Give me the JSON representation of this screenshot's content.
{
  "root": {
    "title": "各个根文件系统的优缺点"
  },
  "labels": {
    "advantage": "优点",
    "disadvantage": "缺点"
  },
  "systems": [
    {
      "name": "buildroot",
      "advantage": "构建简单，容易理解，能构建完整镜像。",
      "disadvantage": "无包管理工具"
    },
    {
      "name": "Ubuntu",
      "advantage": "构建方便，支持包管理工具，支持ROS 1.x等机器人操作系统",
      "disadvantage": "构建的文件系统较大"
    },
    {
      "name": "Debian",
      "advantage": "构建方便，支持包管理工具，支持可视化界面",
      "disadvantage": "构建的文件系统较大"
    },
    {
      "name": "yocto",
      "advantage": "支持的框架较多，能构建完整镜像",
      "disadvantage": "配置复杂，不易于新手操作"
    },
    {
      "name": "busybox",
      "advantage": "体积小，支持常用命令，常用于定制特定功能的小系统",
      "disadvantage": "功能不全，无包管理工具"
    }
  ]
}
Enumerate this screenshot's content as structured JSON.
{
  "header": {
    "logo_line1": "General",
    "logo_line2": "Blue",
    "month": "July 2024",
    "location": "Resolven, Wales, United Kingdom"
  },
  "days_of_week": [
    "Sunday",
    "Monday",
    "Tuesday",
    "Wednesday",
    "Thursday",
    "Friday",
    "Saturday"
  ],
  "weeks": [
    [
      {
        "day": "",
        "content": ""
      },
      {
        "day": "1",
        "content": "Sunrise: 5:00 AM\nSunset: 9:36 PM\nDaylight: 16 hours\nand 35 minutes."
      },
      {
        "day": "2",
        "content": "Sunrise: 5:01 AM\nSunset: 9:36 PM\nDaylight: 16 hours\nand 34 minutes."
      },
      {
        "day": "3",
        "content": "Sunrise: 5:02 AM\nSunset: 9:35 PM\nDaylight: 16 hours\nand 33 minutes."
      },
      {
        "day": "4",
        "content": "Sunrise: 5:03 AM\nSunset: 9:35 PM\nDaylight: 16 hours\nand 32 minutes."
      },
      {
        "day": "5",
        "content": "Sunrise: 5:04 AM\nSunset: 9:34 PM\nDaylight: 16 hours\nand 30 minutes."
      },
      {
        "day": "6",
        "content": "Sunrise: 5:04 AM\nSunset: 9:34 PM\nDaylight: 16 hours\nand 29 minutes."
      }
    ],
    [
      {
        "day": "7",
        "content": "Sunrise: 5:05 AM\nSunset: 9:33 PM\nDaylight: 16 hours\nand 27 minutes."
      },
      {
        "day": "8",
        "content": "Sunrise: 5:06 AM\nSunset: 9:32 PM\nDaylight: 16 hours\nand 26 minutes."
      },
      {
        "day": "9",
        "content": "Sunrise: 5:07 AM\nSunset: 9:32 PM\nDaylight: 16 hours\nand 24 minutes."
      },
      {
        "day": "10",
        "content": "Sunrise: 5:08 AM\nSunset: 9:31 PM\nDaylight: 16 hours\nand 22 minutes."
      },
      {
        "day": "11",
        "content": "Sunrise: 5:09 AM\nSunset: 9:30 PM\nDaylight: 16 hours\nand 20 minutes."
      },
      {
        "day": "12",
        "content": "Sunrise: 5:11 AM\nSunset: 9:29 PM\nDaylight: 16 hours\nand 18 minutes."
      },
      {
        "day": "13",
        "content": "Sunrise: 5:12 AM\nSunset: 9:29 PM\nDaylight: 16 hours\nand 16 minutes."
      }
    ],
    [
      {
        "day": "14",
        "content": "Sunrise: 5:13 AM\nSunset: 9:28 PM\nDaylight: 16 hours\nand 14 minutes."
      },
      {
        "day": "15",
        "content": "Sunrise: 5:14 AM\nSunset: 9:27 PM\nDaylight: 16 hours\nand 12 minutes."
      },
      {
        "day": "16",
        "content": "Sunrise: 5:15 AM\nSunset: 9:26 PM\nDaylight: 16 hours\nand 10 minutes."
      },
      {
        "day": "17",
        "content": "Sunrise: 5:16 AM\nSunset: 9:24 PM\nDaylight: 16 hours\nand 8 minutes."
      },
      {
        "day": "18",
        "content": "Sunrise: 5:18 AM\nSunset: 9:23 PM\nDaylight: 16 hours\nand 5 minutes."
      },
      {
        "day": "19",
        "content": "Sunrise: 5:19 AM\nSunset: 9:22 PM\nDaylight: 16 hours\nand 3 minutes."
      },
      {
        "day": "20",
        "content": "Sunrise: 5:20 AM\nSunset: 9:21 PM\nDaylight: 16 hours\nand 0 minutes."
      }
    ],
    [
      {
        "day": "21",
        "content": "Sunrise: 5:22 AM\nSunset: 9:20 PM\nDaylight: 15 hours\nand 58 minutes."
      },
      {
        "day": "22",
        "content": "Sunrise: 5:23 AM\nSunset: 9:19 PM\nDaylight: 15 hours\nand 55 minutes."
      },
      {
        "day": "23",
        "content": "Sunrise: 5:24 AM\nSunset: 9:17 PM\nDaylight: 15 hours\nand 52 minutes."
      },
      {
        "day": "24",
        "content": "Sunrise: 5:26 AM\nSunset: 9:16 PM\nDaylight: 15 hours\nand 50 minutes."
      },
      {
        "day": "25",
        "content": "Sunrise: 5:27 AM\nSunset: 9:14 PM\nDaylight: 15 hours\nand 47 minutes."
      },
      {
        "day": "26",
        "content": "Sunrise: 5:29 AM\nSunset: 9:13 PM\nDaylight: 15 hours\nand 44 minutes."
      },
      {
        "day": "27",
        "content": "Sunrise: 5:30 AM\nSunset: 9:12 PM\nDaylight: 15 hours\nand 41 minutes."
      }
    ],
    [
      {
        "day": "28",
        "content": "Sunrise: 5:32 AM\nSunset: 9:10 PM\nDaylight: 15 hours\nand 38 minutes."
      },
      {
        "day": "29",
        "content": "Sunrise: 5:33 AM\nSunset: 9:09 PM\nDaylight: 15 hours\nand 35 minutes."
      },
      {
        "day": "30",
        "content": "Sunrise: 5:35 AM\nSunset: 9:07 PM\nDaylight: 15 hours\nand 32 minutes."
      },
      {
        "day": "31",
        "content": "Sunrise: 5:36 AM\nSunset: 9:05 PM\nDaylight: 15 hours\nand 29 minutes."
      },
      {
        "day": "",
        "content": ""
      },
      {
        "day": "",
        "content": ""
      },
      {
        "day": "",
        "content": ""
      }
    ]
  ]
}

+++

» **Work instructions**:
Restate the data above word for word, please.

» **Full solution**:
Give me the JSON representation of this screenshot's content.
{
  "root": {
    "title": "各个根文件系统的优缺点"
  },
  "labels": {
    "advantage": "优点",
    "disadvantage": "缺点"
  },
  "systems": [
    {
      "name": "buildroot",
      "advantage": "构建简单，容易理解，能构建完整镜像。",
      "disadvantage": "无包管理工具"
    },
    {
      "name": "Ubuntu",
      "advantage": "构建方便，支持包管理工具，支持ROS 1.x等机器人操作系统",
      "disadvantage": "构建的文件系统较大"
    },
    {
      "name": "Debian",
      "advantage": "构建方便，支持包管理工具，支持可视化界面",
      "disadvantage": "构建的文件系统较大"
    },
    {
      "name": "yocto",
      "advantage": "支持的框架较多，能构建完整镜像",
      "disadvantage": "配置复杂，不易于新手操作"
    },
    {
      "name": "busybox",
      "advantage": "体积小，支持常用命令，常用于定制特定功能的小系统",
      "disadvantage": "功能不全，无包管理工具"
    }
  ]
}
Enumerate this screenshot's content as structured JSON.
{
  "header": {
    "logo_line1": "General",
    "logo_line2": "Blue",
    "month": "July 2024",
    "location": "Resolven, Wales, United Kingdom"
  },
  "days_of_week": [
    "Sunday",
    "Monday",
    "Tuesday",
    "Wednesday",
    "Thursday",
    "Friday",
    "Saturday"
  ],
  "weeks": [
    [
      {
        "day": "",
        "content": ""
      },
      {
        "day": "1",
        "content": "Sunrise: 5:00 AM\nSunset: 9:36 PM\nDaylight: 16 hours\nand 35 minutes."
      },
      {
        "day": "2",
        "content": "Sunrise: 5:01 AM\nSunset: 9:36 PM\nDaylight: 16 hours\nand 34 minutes."
      },
      {
        "day": "3",
        "content": "Sunrise: 5:02 AM\nSunset: 9:35 PM\nDaylight: 16 hours\nand 33 minutes."
      },
      {
        "day": "4",
        "content": "Sunrise: 5:03 AM\nSunset: 9:35 PM\nDaylight: 16 hours\nand 32 minutes."
      },
      {
        "day": "5",
        "content": "Sunrise: 5:04 AM\nSunset: 9:34 PM\nDaylight: 16 hours\nand 30 minutes."
      },
      {
        "day": "6",
        "content": "Sunrise: 5:04 AM\nSunset: 9:34 PM\nDaylight: 16 hours\nand 29 minutes."
      }
    ],
    [
      {
        "day": "7",
        "content": "Sunrise: 5:05 AM\nSunset: 9:33 PM\nDaylight: 16 hours\nand 27 minutes."
      },
      {
        "day": "8",
        "content": "Sunrise: 5:06 AM\nSunset: 9:32 PM\nDaylight: 16 hours\nand 26 minutes."
      },
      {
        "day": "9",
        "content": "Sunrise: 5:07 AM\nSunset: 9:32 PM\nDaylight: 16 hours\nand 24 minutes."
      },
      {
        "day": "10",
        "content": "Sunrise: 5:08 AM\nSunset: 9:31 PM\nDaylight: 16 hours\nand 22 minutes."
      },
      {
        "day": "11",
        "content": "Sunrise: 5:09 AM\nSunset: 9:30 PM\nDaylight: 16 hours\nand 20 minutes."
      },
      {
        "day": "12",
        "content": "Sunrise: 5:11 AM\nSunset: 9:29 PM\nDaylight: 16 hours\nand 18 minutes."
      },
      {
        "day": "13",
        "content": "Sunrise: 5:12 AM\nSunset: 9:29 PM\nDaylight: 16 hours\nand 16 minutes."
      }
    ],
    [
      {
        "day": "14",
        "content": "Sunrise: 5:13 AM\nSunset: 9:28 PM\nDaylight: 16 hours\nand 14 minutes."
      },
      {
        "day": "15",
        "content": "Sunrise: 5:14 AM\nSunset: 9:27 PM\nDaylight: 16 hours\nand 12 minutes."
      },
      {
        "day": "16",
        "content": "Sunrise: 5:15 AM\nSunset: 9:26 PM\nDaylight: 16 hours\nand 10 minutes."
      },
      {
        "day": "17",
        "content": "Sunrise: 5:16 AM\nSunset: 9:24 PM\nDaylight: 16 hours\nand 8 minutes."
      },
      {
        "day": "18",
        "content": "Sunrise: 5:18 AM\nSunset: 9:23 PM\nDaylight: 16 hours\nand 5 minutes."
      },
      {
        "day": "19",
        "content": "Sunrise: 5:19 AM\nSunset: 9:22 PM\nDaylight: 16 hours\nand 3 minutes."
      },
      {
        "day": "20",
        "content": "Sunrise: 5:20 AM\nSunset: 9:21 PM\nDaylight: 16 hours\nand 0 minutes."
      }
    ],
    [
      {
        "day": "21",
        "content": "Sunrise: 5:22 AM\nSunset: 9:20 PM\nDaylight: 15 hours\nand 58 minutes."
      },
      {
        "day": "22",
        "content": "Sunrise: 5:23 AM\nSunset: 9:19 PM\nDaylight: 15 hours\nand 55 minutes."
      },
      {
        "day": "23",
        "content": "Sunrise: 5:24 AM\nSunset: 9:17 PM\nDaylight: 15 hours\nand 52 minutes."
      },
      {
        "day": "24",
        "content": "Sunrise: 5:26 AM\nSunset: 9:16 PM\nDaylight: 15 hours\nand 50 minutes."
      },
      {
        "day": "25",
        "content": "Sunrise: 5:27 AM\nSunset: 9:14 PM\nDaylight: 15 hours\nand 47 minutes."
      },
      {
        "day": "26",
        "content": "Sunrise: 5:29 AM\nSunset: 9:13 PM\nDaylight: 15 hours\nand 44 minutes."
      },
      {
        "day": "27",
        "content": "Sunrise: 5:30 AM\nSunset: 9:12 PM\nDaylight: 15 hours\nand 41 minutes."
      }
    ],
    [
      {
        "day": "28",
        "content": "Sunrise: 5:32 AM\nSunset: 9:10 PM\nDaylight: 15 hours\nand 38 minutes."
      },
      {
        "day": "29",
        "content": "Sunrise: 5:33 AM\nSunset: 9:09 PM\nDaylight: 15 hours\nand 35 minutes."
      },
      {
        "day": "30",
        "content": "Sunrise: 5:35 AM\nSunset: 9:07 PM\nDaylight: 15 hours\nand 32 minutes."
      },
      {
        "day": "31",
        "content": "Sunrise: 5:36 AM\nSunset: 9:05 PM\nDaylight: 15 hours\nand 29 minutes."
      },
      {
        "day": "",
        "content": ""
      },
      {
        "day": "",
        "content": ""
      },
      {
        "day": "",
        "content": ""
      }
    ]
  ]
}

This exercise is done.